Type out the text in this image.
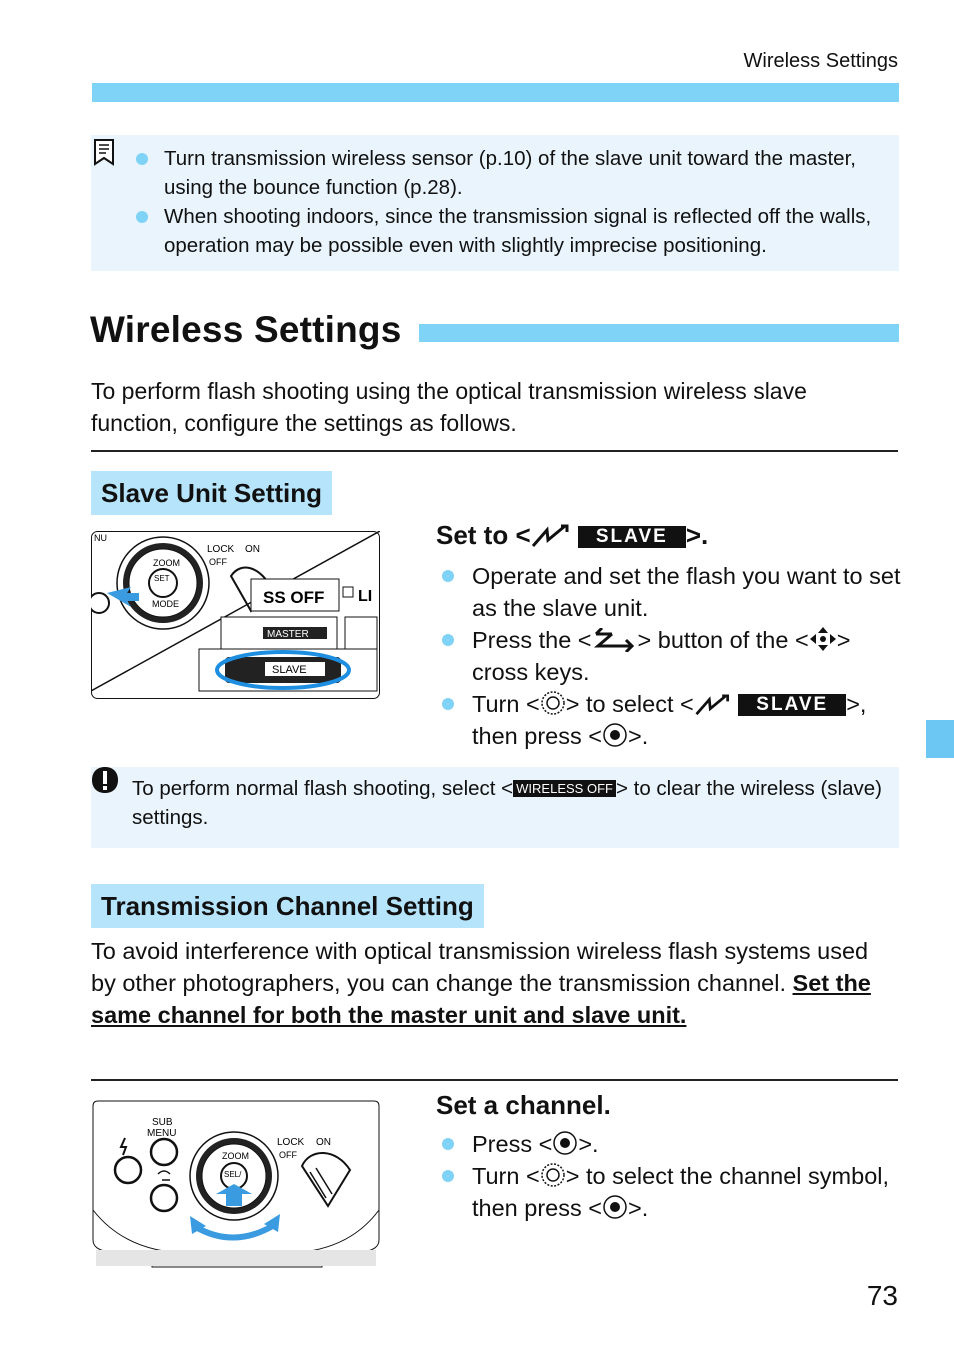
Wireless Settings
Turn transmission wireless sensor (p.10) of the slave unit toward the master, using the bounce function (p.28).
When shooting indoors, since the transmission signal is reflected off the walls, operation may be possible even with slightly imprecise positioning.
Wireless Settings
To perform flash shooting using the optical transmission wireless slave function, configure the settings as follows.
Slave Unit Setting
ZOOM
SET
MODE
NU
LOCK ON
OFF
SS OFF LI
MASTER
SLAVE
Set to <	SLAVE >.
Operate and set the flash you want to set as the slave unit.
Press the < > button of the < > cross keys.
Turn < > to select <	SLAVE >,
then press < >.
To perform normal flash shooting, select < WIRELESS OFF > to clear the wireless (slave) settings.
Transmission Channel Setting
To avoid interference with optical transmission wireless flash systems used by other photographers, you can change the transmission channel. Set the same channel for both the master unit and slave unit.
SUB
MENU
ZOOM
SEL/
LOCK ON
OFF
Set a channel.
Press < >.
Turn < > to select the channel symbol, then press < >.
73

.....

:: WHAT NEEDS TO BE DONE ::
Can you repeat every record above exactly, apart from the pictures?

:: SOLUTION TO THIS TASK ::
Type out the text in this image.
Wireless Settings
Turn transmission wireless sensor (p.10) of the slave unit toward the master, using the bounce function (p.28).
When shooting indoors, since the transmission signal is reflected off the walls, operation may be possible even with slightly imprecise positioning.
Wireless Settings
To perform flash shooting using the optical transmission wireless slave function, configure the settings as follows.
Slave Unit Setting
ZOOM
SET
MODE
NU
LOCK ON
OFF
SS OFF LI
MASTER
SLAVE
Set to <	SLAVE >.
Operate and set the flash you want to set as the slave unit.
Press the < > button of the < > cross keys.
Turn < > to select <	SLAVE >,
then press < >.
To perform normal flash shooting, select < WIRELESS OFF > to clear the wireless (slave) settings.
Transmission Channel Setting
To avoid interference with optical transmission wireless flash systems used by other photographers, you can change the transmission channel. Set the same channel for both the master unit and slave unit.
SUB
MENU
ZOOM
SEL/
LOCK ON
OFF
Set a channel.
Press < >.
Turn < > to select the channel symbol, then press < >.
73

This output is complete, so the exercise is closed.